REQUEST>
Retype the listing that follows, exactly as written.
*-*-*
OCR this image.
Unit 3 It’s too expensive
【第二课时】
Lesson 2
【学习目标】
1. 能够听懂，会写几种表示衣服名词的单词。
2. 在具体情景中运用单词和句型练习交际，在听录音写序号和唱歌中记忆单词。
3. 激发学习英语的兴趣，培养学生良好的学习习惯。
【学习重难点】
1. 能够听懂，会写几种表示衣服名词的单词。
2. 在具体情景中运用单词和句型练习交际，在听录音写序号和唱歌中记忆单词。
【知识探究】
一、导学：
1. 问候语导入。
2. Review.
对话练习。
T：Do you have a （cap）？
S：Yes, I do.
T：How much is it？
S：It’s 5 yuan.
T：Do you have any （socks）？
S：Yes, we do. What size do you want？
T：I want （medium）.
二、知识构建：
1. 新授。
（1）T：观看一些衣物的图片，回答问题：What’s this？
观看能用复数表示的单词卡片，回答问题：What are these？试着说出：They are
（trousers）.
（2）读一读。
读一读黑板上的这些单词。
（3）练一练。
*-*-*
TASK SOLUTION>
OCR this image.
Unit 3 It’s too expensive
【第二课时】
Lesson 2
【学习目标】
1. 能够听懂，会写几种表示衣服名词的单词。
2. 在具体情景中运用单词和句型练习交际，在听录音写序号和唱歌中记忆单词。
3. 激发学习英语的兴趣，培养学生良好的学习习惯。
【学习重难点】
1. 能够听懂，会写几种表示衣服名词的单词。
2. 在具体情景中运用单词和句型练习交际，在听录音写序号和唱歌中记忆单词。
【知识探究】
一、导学：
1. 问候语导入。
2. Review.
对话练习。
T：Do you have a （cap）？
S：Yes, I do.
T：How much is it？
S：It’s 5 yuan.
T：Do you have any （socks）？
S：Yes, we do. What size do you want？
T：I want （medium）.
二、知识构建：
1. 新授。
（1）T：观看一些衣物的图片，回答问题：What’s this？
观看能用复数表示的单词卡片，回答问题：What are these？试着说出：They are
（trousers）.
（2）读一读。
读一读黑板上的这些单词。
（3）练一练。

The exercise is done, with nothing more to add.